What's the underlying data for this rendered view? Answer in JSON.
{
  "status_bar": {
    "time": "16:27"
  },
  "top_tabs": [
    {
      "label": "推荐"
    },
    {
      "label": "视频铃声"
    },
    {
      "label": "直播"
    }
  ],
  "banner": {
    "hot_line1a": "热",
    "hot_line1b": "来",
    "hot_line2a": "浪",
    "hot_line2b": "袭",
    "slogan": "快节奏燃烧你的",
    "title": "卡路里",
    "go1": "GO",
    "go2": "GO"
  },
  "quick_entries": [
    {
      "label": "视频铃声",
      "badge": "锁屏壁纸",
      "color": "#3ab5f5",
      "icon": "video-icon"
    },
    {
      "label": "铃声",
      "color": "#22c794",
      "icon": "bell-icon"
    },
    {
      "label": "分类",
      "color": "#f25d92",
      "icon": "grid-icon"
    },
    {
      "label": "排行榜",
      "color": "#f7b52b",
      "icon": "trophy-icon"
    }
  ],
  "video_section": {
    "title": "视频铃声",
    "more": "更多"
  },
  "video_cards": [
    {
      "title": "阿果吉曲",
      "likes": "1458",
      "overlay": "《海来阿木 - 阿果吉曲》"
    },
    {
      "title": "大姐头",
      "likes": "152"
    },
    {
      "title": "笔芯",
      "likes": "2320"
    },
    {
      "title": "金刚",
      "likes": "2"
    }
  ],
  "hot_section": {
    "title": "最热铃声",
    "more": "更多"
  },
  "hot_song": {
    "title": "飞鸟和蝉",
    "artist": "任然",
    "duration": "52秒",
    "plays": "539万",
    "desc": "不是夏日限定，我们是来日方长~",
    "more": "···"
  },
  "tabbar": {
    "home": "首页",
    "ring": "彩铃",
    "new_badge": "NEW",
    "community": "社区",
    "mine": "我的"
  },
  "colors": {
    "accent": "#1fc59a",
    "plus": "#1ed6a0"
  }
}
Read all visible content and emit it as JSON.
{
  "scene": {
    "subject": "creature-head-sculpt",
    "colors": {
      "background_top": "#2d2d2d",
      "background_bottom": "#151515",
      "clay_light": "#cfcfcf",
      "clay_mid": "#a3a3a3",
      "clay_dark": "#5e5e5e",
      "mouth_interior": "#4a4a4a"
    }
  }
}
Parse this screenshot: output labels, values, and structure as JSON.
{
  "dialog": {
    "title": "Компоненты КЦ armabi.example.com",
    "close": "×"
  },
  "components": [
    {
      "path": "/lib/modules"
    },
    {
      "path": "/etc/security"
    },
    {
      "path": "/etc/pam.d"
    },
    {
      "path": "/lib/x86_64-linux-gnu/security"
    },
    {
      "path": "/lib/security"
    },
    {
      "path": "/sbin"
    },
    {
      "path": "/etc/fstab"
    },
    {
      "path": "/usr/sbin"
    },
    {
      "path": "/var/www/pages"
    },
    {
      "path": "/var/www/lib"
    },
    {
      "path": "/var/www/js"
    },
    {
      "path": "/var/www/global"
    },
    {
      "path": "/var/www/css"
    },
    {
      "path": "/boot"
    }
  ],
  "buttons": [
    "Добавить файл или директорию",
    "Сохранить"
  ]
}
○ ○ ○ ○ ○ ○ ○
§ **Work required**
Exactly reproduce every line of the data above.

§ **The result**
What's the underlying data for this rendered view? Answer in JSON.
{
  "status_bar": {
    "time": "16:27"
  },
  "top_tabs": [
    {
      "label": "推荐"
    },
    {
      "label": "视频铃声"
    },
    {
      "label": "直播"
    }
  ],
  "banner": {
    "hot_line1a": "热",
    "hot_line1b": "来",
    "hot_line2a": "浪",
    "hot_line2b": "袭",
    "slogan": "快节奏燃烧你的",
    "title": "卡路里",
    "go1": "GO",
    "go2": "GO"
  },
  "quick_entries": [
    {
      "label": "视频铃声",
      "badge": "锁屏壁纸",
      "color": "#3ab5f5",
      "icon": "video-icon"
    },
    {
      "label": "铃声",
      "color": "#22c794",
      "icon": "bell-icon"
    },
    {
      "label": "分类",
      "color": "#f25d92",
      "icon": "grid-icon"
    },
    {
      "label": "排行榜",
      "color": "#f7b52b",
      "icon": "trophy-icon"
    }
  ],
  "video_section": {
    "title": "视频铃声",
    "more": "更多"
  },
  "video_cards": [
    {
      "title": "阿果吉曲",
      "likes": "1458",
      "overlay": "《海来阿木 - 阿果吉曲》"
    },
    {
      "title": "大姐头",
      "likes": "152"
    },
    {
      "title": "笔芯",
      "likes": "2320"
    },
    {
      "title": "金刚",
      "likes": "2"
    }
  ],
  "hot_section": {
    "title": "最热铃声",
    "more": "更多"
  },
  "hot_song": {
    "title": "飞鸟和蝉",
    "artist": "任然",
    "duration": "52秒",
    "plays": "539万",
    "desc": "不是夏日限定，我们是来日方长~",
    "more": "···"
  },
  "tabbar": {
    "home": "首页",
    "ring": "彩铃",
    "new_badge": "NEW",
    "community": "社区",
    "mine": "我的"
  },
  "colors": {
    "accent": "#1fc59a",
    "plus": "#1ed6a0"
  }
}
Read all visible content and emit it as JSON.
{
  "scene": {
    "subject": "creature-head-sculpt",
    "colors": {
      "background_top": "#2d2d2d",
      "background_bottom": "#151515",
      "clay_light": "#cfcfcf",
      "clay_mid": "#a3a3a3",
      "clay_dark": "#5e5e5e",
      "mouth_interior": "#4a4a4a"
    }
  }
}
Parse this screenshot: output labels, values, and structure as JSON.
{
  "dialog": {
    "title": "Компоненты КЦ armabi.example.com",
    "close": "×"
  },
  "components": [
    {
      "path": "/lib/modules"
    },
    {
      "path": "/etc/security"
    },
    {
      "path": "/etc/pam.d"
    },
    {
      "path": "/lib/x86_64-linux-gnu/security"
    },
    {
      "path": "/lib/security"
    },
    {
      "path": "/sbin"
    },
    {
      "path": "/etc/fstab"
    },
    {
      "path": "/usr/sbin"
    },
    {
      "path": "/var/www/pages"
    },
    {
      "path": "/var/www/lib"
    },
    {
      "path": "/var/www/js"
    },
    {
      "path": "/var/www/global"
    },
    {
      "path": "/var/www/css"
    },
    {
      "path": "/boot"
    }
  ],
  "buttons": [
    "Добавить файл или директорию",
    "Сохранить"
  ]
}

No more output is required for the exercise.